* Brief: Give the rows again from the start through the line containing "slide-accent-block-right — [615, 56, 840, 64]", switching every "y-tick-label" to "y-axis-value" and changing nothing else.

* Data for this exercise:
--- START ---
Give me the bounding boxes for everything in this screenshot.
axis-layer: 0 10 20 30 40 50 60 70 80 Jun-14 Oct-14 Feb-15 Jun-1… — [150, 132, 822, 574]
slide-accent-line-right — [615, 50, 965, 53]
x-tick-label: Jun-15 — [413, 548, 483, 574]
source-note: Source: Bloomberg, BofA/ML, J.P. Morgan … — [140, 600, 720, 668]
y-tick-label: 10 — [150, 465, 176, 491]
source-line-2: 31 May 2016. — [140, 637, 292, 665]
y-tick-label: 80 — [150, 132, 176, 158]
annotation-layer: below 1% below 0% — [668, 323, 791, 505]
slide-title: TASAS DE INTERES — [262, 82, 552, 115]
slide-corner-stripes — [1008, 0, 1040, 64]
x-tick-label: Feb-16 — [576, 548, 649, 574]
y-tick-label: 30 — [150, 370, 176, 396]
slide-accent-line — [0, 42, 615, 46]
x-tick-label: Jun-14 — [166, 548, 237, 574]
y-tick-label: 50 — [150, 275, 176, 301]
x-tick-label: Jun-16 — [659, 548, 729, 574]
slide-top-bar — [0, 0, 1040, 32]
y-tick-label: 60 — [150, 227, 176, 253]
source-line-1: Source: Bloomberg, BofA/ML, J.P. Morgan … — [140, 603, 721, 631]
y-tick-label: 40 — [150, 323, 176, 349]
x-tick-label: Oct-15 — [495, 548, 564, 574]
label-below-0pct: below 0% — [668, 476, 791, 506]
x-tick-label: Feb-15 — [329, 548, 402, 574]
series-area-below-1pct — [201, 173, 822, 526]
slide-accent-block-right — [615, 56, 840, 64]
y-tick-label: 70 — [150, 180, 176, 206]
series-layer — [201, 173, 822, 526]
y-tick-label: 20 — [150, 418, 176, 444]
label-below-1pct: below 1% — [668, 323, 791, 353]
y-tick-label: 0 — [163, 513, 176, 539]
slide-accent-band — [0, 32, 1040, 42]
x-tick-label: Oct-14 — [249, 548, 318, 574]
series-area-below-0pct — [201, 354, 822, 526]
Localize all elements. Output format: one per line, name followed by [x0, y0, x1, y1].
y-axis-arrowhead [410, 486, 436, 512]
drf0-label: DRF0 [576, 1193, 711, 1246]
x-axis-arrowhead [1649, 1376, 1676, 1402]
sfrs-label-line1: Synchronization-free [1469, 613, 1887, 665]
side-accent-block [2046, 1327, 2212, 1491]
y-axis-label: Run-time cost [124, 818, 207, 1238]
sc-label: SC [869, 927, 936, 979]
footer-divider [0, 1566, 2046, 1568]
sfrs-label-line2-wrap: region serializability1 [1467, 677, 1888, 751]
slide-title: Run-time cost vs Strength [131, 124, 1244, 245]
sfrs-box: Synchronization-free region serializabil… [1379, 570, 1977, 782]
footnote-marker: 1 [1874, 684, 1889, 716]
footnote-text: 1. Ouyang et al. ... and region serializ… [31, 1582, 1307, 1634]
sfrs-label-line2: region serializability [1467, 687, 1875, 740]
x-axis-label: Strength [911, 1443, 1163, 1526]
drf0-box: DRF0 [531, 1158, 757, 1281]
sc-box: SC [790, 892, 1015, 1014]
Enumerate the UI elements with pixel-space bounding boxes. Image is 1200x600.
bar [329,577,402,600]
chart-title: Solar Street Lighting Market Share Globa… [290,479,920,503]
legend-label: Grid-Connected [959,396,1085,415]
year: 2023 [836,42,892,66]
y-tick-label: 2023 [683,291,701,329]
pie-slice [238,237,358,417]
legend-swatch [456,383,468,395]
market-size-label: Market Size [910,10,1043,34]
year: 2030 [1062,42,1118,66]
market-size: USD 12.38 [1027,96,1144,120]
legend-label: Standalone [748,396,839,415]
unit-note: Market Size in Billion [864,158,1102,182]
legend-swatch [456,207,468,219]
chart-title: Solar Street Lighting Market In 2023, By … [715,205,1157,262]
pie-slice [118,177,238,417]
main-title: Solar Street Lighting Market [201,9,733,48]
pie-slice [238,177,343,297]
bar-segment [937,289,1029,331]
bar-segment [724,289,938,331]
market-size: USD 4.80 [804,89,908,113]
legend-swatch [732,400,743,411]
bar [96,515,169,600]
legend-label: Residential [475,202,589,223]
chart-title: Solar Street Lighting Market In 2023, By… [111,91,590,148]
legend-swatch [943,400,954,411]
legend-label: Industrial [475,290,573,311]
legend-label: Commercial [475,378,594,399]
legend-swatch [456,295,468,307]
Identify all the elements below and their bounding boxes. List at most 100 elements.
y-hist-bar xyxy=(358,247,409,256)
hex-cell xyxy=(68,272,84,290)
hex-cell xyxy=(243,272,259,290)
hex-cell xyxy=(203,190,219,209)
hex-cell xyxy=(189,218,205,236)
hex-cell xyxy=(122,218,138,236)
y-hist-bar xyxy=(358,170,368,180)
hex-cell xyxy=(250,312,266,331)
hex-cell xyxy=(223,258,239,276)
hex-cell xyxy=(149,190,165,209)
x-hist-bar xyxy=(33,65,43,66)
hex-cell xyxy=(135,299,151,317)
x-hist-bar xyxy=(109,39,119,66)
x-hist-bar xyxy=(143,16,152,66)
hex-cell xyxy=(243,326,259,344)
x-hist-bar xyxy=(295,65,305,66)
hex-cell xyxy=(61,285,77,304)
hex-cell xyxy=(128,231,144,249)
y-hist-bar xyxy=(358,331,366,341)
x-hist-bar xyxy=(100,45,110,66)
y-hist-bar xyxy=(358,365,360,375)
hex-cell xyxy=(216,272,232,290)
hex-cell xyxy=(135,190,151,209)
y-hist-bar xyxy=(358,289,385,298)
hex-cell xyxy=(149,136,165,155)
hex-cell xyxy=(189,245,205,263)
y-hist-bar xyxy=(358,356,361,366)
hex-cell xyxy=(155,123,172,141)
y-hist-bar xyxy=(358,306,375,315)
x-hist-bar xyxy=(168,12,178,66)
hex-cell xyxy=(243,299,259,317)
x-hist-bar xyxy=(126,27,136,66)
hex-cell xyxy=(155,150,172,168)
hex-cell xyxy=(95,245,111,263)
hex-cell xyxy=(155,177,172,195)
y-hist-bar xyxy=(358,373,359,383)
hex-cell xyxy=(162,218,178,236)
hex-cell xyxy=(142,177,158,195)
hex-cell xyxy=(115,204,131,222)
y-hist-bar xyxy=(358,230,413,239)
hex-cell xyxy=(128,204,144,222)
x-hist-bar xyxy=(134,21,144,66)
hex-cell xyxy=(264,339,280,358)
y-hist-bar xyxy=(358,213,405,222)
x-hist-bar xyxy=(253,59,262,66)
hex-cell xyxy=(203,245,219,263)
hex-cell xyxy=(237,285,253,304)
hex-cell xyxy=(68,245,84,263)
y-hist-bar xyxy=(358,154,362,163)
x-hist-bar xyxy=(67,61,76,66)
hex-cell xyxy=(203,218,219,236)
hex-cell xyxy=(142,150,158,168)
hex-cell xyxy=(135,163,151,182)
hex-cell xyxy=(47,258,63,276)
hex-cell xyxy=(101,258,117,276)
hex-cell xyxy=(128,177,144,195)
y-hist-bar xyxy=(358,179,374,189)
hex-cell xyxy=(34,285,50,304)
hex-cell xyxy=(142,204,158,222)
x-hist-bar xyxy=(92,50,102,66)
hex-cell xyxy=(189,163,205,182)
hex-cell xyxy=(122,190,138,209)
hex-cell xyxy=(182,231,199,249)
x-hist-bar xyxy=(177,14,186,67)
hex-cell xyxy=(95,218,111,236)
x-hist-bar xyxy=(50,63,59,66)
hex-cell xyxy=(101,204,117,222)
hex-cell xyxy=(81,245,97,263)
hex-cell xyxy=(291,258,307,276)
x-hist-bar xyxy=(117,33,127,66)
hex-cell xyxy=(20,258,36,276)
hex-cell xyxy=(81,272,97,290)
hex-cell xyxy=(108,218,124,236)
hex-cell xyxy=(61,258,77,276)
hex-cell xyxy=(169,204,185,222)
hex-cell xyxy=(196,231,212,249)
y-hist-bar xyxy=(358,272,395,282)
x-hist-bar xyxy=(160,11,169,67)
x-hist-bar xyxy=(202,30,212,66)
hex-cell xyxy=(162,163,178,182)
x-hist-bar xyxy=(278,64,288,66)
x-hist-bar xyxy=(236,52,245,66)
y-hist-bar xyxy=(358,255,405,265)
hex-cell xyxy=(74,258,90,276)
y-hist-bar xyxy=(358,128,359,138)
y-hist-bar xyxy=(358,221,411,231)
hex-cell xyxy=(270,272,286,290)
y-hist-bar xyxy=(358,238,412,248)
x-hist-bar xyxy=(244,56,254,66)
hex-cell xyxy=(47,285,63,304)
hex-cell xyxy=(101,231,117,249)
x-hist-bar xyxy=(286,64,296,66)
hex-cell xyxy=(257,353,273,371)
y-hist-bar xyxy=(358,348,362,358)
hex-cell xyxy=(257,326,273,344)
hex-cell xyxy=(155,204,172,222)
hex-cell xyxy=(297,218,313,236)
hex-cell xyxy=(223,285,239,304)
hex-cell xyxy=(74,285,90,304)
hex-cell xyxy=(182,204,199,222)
--- END ---
* Answer to the problem:
Give me the bounding boxes for everything in this screenshot.
axis-layer: 0 10 20 30 40 50 60 70 80 Jun-14 Oct-14 Feb-15 Jun-1… — [150, 132, 822, 574]
slide-accent-line-right — [615, 50, 965, 53]
x-tick-label: Jun-15 — [413, 548, 483, 574]
source-note: Source: Bloomberg, BofA/ML, J.P. Morgan … — [140, 600, 720, 668]
y-axis-value: 10 — [150, 465, 176, 491]
source-line-2: 31 May 2016. — [140, 637, 292, 665]
y-axis-value: 80 — [150, 132, 176, 158]
annotation-layer: below 1% below 0% — [668, 323, 791, 505]
slide-title: TASAS DE INTERES — [262, 82, 552, 115]
slide-corner-stripes — [1008, 0, 1040, 64]
x-tick-label: Feb-16 — [576, 548, 649, 574]
y-axis-value: 30 — [150, 370, 176, 396]
slide-accent-line — [0, 42, 615, 46]
x-tick-label: Jun-14 — [166, 548, 237, 574]
y-axis-value: 50 — [150, 275, 176, 301]
x-tick-label: Jun-16 — [659, 548, 729, 574]
slide-top-bar — [0, 0, 1040, 32]
y-axis-value: 60 — [150, 227, 176, 253]
source-line-1: Source: Bloomberg, BofA/ML, J.P. Morgan … — [140, 603, 721, 631]
y-axis-value: 40 — [150, 323, 176, 349]
x-tick-label: Oct-15 — [495, 548, 564, 574]
label-below-0pct: below 0% — [668, 476, 791, 506]
x-tick-label: Feb-15 — [329, 548, 402, 574]
series-area-below-1pct — [201, 173, 822, 526]
slide-accent-block-right — [615, 56, 840, 64]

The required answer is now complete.